-- Start MATERIAL PROVIDED --

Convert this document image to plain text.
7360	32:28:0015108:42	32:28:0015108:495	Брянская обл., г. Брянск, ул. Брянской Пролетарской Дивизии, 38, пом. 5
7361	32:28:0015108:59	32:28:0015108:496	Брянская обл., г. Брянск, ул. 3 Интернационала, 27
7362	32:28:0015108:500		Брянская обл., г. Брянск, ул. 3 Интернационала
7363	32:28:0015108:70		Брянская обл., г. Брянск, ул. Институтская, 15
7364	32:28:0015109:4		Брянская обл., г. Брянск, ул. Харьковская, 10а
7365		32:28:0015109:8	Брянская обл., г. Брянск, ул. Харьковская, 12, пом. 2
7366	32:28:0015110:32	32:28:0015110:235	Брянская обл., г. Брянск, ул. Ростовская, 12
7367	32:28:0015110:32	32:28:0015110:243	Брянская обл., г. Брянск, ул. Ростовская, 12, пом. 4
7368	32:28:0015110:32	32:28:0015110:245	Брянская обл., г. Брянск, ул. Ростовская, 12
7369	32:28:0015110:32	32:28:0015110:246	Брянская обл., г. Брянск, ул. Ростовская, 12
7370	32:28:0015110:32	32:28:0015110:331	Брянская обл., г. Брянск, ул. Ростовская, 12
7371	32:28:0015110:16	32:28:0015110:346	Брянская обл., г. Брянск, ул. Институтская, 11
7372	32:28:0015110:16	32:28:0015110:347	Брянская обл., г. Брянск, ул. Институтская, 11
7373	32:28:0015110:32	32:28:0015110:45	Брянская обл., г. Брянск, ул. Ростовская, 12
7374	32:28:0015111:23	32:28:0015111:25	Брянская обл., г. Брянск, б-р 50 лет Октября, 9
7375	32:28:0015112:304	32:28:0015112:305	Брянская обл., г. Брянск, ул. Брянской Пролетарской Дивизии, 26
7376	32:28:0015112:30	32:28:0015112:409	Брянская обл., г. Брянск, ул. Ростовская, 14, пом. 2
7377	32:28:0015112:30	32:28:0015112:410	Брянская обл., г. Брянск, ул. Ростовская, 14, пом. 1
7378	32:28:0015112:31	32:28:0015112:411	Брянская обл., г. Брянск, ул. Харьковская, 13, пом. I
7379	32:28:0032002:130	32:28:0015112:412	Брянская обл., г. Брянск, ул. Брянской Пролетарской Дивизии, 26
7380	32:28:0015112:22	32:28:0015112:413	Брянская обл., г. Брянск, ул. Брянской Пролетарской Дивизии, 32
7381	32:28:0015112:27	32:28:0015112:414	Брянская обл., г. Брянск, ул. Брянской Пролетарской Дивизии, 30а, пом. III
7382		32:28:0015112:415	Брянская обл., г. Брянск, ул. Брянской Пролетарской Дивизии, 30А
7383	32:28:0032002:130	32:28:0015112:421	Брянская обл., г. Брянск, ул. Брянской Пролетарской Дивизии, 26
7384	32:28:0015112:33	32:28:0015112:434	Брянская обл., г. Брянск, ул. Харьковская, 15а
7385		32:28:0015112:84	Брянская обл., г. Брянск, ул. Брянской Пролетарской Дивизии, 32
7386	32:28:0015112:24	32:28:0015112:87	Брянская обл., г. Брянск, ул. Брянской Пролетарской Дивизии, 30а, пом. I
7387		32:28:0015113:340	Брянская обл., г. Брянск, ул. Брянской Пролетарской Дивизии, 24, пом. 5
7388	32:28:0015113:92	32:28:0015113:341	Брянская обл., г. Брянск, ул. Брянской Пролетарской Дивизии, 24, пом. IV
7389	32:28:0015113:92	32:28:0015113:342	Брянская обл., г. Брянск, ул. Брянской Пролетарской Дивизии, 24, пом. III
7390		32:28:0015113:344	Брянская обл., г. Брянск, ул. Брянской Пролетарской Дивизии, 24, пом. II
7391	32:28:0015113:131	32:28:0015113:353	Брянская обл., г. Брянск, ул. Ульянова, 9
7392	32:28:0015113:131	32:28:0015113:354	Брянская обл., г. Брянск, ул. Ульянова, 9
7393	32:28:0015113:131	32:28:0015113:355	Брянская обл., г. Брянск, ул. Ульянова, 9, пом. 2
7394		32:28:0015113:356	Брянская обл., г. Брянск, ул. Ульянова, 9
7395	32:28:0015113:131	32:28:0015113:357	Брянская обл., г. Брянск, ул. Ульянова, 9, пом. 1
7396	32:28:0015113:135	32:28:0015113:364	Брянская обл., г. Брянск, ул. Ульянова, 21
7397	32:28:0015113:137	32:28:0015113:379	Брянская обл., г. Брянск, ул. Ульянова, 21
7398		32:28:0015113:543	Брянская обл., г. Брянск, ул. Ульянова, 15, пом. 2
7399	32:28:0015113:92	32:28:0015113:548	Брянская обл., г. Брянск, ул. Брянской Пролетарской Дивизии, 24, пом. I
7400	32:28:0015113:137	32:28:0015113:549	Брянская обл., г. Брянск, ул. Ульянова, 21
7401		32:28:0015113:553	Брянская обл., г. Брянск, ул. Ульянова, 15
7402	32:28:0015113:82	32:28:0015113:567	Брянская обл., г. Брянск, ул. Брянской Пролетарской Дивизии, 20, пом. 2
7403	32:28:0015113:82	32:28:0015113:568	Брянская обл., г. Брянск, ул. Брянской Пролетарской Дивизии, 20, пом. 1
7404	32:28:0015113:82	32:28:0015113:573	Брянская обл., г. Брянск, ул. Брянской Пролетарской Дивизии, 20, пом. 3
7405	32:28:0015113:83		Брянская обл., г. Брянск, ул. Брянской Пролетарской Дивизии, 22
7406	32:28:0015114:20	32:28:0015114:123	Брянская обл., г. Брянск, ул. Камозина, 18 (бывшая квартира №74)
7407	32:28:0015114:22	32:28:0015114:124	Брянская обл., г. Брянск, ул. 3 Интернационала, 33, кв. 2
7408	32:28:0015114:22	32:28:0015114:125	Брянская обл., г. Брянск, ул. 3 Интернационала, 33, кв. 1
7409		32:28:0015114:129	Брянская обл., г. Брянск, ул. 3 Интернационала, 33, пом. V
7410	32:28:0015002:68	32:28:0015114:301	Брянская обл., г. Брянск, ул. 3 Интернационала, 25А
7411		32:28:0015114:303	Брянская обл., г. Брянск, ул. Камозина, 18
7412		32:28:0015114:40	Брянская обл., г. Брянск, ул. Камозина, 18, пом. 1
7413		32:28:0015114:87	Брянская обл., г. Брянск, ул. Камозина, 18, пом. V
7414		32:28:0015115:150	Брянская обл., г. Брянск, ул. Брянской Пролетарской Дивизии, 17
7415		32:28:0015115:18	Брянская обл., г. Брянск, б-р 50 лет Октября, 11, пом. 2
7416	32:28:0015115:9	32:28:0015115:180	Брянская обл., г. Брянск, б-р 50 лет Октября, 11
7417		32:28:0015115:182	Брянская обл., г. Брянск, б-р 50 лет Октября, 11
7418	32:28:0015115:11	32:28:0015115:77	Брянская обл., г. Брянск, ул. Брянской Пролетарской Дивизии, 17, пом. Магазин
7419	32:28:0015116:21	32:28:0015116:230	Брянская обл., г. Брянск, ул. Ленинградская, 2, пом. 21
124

-- End MATERIAL PROVIDED --

### GOAL
Return each line that includes "Камозина".

### THE ANSWER
7406	32:28:0015114:20	32:28:0015114:123	Брянская обл., г. Брянск, ул. Камозина, 18 (бывшая квартира №74)
7411		32:28:0015114:303	Брянская обл., г. Брянск, ул. Камозина, 18
7412		32:28:0015114:40	Брянская обл., г. Брянск, ул. Камозина, 18, пом. 1
7413		32:28:0015114:87	Брянская обл., г. Брянск, ул. Камозина, 18, пом. V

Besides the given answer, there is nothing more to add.